## [Set exercise]
Take every line from the material that has the word "JSON" in it.

[Items from a dataset]
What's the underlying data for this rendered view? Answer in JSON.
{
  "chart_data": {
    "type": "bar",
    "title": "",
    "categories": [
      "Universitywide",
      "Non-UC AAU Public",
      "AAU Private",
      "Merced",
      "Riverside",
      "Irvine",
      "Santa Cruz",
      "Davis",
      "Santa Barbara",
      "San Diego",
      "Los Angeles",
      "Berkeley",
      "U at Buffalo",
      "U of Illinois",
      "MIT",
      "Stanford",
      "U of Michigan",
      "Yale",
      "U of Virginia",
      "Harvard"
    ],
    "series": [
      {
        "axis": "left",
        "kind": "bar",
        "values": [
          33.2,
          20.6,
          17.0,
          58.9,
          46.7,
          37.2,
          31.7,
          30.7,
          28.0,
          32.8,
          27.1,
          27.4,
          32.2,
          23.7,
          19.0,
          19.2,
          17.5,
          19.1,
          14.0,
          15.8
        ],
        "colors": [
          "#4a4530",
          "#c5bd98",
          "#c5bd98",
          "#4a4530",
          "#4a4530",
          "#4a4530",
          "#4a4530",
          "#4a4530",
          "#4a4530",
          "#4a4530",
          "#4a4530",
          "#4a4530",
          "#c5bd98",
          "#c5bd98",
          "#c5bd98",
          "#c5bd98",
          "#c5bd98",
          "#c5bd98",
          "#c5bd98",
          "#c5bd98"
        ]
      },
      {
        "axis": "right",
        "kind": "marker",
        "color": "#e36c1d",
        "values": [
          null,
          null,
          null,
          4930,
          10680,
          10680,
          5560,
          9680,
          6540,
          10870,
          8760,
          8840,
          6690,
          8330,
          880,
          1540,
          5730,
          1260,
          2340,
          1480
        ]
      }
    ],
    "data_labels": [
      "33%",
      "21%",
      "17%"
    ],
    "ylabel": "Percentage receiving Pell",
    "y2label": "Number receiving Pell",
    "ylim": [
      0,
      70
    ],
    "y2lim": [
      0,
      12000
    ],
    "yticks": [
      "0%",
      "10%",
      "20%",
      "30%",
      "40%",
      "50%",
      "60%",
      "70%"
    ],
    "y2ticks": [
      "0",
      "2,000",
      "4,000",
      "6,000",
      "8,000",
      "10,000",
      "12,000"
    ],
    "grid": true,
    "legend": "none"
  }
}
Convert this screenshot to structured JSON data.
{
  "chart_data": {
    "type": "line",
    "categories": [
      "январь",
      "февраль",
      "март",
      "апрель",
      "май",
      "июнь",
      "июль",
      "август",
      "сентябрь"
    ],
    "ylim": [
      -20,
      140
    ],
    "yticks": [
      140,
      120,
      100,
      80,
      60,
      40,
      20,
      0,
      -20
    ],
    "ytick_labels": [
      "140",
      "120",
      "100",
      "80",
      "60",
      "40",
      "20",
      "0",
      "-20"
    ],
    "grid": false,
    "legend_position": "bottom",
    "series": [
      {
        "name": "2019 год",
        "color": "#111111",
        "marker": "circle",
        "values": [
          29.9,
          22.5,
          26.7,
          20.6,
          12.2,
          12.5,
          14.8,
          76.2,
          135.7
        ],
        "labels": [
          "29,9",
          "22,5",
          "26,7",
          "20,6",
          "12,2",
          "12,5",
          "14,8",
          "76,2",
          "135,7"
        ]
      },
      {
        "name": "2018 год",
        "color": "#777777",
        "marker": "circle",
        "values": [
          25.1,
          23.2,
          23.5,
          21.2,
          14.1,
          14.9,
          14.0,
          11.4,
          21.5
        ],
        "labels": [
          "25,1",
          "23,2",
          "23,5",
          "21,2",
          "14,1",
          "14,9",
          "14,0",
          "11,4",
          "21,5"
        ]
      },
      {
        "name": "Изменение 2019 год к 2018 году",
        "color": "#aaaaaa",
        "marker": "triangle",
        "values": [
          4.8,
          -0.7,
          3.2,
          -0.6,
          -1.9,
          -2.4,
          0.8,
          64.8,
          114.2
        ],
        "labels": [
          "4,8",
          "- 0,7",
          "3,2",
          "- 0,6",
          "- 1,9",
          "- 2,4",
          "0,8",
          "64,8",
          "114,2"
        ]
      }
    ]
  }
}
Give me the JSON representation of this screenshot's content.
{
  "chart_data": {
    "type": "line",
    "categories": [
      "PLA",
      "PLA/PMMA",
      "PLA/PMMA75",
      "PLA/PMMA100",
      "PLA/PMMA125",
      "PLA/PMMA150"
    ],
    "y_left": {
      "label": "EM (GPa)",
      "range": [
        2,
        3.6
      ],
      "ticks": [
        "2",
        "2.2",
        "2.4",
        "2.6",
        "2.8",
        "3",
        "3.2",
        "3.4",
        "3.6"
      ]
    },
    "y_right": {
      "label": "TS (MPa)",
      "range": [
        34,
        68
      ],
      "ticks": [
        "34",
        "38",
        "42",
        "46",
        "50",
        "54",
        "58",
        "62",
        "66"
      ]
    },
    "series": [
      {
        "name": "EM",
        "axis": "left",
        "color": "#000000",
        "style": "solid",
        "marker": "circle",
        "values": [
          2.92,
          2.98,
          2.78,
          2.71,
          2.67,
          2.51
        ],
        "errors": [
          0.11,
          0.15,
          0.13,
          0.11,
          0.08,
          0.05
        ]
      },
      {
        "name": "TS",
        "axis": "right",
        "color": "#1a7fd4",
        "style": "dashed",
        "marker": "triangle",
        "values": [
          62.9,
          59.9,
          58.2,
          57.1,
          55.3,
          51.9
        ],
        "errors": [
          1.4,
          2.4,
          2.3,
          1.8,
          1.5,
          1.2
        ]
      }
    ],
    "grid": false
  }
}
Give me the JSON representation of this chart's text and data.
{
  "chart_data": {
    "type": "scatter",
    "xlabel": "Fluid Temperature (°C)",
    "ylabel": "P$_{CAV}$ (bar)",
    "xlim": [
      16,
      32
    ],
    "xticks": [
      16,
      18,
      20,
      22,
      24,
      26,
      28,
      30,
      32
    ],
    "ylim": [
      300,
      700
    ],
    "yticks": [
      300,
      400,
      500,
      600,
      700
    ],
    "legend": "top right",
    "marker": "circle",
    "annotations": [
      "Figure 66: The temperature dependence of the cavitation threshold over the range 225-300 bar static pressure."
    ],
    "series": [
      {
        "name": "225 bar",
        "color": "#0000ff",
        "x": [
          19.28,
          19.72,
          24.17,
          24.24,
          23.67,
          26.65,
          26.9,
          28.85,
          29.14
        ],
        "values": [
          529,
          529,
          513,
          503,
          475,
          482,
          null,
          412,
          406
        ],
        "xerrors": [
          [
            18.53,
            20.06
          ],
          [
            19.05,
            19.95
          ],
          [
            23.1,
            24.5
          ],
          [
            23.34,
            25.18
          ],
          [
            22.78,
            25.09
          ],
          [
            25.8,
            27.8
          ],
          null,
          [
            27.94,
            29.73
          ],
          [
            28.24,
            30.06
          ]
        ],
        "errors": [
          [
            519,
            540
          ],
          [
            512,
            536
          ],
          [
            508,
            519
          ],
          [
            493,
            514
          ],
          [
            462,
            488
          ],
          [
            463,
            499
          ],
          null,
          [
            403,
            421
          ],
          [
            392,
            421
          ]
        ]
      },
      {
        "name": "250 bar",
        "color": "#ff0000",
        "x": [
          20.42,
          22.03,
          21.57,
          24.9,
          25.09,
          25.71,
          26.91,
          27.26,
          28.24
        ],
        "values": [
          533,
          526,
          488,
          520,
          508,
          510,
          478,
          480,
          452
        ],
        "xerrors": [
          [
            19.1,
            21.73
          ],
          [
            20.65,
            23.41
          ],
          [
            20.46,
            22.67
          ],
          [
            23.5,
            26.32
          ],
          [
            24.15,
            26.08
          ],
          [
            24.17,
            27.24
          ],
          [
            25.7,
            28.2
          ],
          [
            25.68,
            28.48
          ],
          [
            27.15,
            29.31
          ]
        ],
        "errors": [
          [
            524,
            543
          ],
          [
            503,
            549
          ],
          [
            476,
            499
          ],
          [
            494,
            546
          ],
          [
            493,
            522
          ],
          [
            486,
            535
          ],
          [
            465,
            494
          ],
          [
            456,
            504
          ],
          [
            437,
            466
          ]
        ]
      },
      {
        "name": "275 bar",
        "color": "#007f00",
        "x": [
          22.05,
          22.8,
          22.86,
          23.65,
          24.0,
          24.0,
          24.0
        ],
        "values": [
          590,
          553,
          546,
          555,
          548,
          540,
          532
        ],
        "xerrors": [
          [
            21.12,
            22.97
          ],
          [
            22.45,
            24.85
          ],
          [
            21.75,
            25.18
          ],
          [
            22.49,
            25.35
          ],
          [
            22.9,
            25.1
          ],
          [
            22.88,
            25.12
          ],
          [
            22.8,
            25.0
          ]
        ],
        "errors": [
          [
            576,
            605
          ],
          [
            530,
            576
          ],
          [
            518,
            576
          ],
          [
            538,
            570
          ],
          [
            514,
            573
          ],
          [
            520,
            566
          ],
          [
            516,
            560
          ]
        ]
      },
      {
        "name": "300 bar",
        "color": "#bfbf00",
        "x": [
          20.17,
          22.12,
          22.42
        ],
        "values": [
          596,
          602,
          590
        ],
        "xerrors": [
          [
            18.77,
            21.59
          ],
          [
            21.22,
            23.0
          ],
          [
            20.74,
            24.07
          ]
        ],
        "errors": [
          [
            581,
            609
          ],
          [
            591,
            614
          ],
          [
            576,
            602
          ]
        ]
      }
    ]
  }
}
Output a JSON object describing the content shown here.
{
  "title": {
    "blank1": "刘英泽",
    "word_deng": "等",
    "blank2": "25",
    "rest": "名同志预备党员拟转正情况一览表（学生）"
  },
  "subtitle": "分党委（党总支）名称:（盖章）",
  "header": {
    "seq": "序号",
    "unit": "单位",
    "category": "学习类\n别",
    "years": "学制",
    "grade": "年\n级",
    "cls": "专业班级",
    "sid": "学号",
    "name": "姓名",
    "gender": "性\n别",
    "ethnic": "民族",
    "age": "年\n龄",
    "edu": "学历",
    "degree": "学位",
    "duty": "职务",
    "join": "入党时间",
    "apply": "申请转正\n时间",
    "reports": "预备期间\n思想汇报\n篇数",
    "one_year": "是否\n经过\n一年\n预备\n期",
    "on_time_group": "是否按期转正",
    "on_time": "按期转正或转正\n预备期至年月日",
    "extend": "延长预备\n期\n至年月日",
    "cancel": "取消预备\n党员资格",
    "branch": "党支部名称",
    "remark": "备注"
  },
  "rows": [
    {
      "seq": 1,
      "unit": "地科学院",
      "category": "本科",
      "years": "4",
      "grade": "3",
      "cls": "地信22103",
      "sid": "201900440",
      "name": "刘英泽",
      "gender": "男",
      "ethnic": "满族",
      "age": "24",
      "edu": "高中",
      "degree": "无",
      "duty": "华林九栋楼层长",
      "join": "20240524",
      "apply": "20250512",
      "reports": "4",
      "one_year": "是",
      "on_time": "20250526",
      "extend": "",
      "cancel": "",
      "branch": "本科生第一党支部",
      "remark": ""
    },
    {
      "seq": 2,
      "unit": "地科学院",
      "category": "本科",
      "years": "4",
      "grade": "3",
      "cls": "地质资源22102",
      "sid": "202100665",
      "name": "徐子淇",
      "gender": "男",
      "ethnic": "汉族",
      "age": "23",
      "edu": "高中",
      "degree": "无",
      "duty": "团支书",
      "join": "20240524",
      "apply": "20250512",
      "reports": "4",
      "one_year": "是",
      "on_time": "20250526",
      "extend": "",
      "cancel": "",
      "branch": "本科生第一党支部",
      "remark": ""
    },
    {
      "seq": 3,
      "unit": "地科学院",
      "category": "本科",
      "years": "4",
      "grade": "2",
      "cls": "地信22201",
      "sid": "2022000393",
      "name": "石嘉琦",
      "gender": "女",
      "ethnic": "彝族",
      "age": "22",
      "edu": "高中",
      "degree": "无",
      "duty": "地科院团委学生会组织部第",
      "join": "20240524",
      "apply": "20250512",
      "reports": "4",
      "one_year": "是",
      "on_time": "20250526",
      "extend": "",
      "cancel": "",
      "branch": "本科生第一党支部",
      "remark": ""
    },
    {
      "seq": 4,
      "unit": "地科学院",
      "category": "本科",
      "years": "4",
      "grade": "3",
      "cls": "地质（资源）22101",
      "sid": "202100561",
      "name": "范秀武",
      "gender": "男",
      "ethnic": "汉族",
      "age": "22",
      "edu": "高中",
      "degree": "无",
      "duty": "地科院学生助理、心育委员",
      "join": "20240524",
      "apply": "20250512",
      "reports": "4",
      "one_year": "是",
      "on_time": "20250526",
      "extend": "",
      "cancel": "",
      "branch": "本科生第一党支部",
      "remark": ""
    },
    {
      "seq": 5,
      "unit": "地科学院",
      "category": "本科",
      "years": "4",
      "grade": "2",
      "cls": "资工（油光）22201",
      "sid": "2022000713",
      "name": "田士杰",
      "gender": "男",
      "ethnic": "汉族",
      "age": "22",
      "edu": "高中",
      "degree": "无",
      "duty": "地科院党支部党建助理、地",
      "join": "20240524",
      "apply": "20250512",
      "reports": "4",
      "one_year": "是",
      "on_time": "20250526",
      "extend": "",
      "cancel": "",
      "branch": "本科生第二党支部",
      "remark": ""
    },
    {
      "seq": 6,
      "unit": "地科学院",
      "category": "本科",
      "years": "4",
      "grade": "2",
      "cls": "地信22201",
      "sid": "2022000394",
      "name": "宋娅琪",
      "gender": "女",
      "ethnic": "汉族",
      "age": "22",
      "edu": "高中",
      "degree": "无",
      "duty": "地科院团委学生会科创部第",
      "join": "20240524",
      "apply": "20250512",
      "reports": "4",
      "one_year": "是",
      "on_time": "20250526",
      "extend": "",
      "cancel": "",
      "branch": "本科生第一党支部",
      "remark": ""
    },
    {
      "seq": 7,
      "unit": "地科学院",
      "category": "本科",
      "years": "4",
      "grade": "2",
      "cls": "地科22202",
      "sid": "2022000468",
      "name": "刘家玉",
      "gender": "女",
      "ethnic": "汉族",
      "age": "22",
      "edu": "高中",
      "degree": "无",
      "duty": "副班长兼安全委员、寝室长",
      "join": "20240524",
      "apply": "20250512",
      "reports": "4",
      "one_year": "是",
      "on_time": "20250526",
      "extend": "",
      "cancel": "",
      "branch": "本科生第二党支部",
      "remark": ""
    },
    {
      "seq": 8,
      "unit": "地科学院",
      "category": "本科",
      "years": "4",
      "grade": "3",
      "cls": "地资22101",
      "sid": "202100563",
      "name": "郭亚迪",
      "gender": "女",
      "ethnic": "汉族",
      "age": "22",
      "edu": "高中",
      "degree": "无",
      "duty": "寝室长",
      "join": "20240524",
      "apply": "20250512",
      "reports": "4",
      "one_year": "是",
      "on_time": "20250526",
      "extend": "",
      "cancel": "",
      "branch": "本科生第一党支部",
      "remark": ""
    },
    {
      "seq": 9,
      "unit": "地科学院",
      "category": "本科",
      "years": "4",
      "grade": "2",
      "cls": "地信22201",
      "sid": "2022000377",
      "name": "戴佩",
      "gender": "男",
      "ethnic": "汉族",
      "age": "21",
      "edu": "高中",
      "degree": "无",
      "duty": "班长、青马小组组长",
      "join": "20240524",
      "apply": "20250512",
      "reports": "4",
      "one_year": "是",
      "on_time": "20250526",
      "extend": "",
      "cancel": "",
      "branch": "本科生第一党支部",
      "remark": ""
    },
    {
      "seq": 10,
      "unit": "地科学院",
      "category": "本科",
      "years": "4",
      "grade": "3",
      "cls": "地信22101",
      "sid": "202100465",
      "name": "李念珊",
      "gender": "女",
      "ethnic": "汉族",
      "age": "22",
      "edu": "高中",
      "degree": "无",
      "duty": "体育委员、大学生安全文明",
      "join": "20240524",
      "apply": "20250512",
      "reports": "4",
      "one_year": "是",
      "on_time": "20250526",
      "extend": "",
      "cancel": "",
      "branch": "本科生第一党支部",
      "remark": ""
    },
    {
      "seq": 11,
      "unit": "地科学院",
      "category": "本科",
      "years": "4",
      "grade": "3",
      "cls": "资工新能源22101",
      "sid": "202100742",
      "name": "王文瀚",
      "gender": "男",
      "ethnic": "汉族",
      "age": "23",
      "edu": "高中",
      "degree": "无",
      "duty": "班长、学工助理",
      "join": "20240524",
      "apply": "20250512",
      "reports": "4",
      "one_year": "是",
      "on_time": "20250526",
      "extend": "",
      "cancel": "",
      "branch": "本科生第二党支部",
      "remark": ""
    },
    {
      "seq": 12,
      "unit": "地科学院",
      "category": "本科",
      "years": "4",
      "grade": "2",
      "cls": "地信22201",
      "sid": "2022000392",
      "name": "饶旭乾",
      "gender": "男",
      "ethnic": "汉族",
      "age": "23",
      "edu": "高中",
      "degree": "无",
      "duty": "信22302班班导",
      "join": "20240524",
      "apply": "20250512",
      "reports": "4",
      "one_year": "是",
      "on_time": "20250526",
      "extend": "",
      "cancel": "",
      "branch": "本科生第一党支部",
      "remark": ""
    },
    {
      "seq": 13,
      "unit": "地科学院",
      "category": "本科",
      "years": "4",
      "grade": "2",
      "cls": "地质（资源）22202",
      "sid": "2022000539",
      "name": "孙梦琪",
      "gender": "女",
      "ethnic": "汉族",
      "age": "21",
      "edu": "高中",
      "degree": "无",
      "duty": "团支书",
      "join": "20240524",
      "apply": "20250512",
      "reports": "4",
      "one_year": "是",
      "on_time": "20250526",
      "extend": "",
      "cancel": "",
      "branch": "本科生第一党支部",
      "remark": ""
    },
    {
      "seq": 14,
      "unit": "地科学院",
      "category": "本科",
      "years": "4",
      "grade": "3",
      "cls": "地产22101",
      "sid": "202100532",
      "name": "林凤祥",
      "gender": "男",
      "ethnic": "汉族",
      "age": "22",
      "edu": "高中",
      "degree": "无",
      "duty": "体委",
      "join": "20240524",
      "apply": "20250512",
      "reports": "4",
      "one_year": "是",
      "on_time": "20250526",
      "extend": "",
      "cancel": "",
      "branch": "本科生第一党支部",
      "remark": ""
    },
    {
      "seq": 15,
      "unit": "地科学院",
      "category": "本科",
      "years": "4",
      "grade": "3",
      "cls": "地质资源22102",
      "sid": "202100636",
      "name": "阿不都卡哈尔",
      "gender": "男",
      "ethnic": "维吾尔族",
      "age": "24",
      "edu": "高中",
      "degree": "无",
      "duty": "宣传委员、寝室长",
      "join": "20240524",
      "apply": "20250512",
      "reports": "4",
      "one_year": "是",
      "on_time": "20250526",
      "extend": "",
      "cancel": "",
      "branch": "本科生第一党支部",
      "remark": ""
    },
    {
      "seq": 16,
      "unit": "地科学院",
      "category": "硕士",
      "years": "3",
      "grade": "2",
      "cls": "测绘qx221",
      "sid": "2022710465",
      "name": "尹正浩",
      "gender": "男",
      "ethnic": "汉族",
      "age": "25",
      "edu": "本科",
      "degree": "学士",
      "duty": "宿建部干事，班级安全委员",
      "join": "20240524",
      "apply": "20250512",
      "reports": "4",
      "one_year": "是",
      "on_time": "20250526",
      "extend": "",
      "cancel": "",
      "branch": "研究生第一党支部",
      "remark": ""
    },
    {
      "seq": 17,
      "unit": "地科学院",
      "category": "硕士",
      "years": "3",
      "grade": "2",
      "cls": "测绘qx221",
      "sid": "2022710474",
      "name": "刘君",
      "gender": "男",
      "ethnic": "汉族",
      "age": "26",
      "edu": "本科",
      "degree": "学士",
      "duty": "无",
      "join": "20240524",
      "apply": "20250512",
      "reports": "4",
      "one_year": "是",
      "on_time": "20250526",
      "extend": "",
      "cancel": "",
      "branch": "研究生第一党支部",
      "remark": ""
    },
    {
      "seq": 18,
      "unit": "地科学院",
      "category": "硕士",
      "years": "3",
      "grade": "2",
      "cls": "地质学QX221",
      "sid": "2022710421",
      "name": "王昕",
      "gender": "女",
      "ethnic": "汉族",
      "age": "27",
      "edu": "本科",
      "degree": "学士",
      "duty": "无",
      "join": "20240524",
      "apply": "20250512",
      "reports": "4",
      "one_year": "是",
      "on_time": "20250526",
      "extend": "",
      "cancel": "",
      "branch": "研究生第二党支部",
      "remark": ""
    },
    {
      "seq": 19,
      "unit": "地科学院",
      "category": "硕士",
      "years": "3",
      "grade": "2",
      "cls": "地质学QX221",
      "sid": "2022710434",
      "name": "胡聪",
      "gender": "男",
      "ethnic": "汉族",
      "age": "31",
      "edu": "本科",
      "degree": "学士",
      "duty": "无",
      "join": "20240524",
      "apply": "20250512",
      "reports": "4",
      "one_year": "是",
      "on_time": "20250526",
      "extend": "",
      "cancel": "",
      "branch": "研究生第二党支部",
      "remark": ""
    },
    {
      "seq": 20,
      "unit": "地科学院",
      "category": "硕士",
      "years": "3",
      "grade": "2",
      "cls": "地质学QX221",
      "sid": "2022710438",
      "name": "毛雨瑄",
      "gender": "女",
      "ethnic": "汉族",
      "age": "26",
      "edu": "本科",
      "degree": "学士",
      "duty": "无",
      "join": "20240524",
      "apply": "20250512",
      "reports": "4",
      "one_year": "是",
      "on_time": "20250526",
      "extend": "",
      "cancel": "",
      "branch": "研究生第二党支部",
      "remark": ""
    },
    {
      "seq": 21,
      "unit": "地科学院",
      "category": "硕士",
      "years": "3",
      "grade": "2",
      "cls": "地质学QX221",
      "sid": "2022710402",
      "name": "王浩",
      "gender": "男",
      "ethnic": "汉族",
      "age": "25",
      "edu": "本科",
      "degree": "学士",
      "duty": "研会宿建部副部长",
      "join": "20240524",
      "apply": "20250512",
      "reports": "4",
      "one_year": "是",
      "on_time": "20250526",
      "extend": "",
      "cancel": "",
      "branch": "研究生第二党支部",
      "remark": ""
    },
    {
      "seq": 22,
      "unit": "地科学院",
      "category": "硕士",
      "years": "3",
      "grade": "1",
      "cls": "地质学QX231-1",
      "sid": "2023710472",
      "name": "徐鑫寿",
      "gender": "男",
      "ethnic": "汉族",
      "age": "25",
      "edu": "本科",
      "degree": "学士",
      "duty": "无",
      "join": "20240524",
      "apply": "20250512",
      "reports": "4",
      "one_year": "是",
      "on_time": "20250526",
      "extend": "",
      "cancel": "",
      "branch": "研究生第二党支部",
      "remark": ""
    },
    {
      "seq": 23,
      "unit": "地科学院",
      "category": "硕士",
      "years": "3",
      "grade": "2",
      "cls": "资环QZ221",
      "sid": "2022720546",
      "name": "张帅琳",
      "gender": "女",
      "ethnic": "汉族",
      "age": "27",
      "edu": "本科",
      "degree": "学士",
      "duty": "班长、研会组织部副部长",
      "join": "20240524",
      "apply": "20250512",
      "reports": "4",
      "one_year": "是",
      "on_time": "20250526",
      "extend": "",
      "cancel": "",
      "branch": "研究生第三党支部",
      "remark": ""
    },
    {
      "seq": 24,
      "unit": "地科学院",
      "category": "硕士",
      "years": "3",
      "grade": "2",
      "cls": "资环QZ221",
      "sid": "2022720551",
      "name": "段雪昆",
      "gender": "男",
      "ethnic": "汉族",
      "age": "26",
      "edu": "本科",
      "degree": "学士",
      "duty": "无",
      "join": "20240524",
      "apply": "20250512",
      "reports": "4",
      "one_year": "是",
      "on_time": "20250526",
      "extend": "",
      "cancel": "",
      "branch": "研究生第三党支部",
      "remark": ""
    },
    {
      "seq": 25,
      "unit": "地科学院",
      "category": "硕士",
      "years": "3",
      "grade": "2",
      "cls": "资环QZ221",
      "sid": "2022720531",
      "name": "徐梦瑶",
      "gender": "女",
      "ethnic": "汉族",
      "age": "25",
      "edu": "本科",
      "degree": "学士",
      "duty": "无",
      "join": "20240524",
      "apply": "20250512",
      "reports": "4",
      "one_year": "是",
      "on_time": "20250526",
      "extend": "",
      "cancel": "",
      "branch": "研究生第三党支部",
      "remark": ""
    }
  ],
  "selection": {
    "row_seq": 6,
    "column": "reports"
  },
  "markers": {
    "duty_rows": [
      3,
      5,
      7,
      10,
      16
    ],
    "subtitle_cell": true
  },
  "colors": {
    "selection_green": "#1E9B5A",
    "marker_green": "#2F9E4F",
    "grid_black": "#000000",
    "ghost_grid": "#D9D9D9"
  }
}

## [Worked solution]
What's the underlying data for this rendered view? Answer in JSON.
Convert this screenshot to structured JSON data.
Give me the JSON representation of this screenshot's content.
Give me the JSON representation of this chart's text and data.
Output a JSON object describing the content shown here.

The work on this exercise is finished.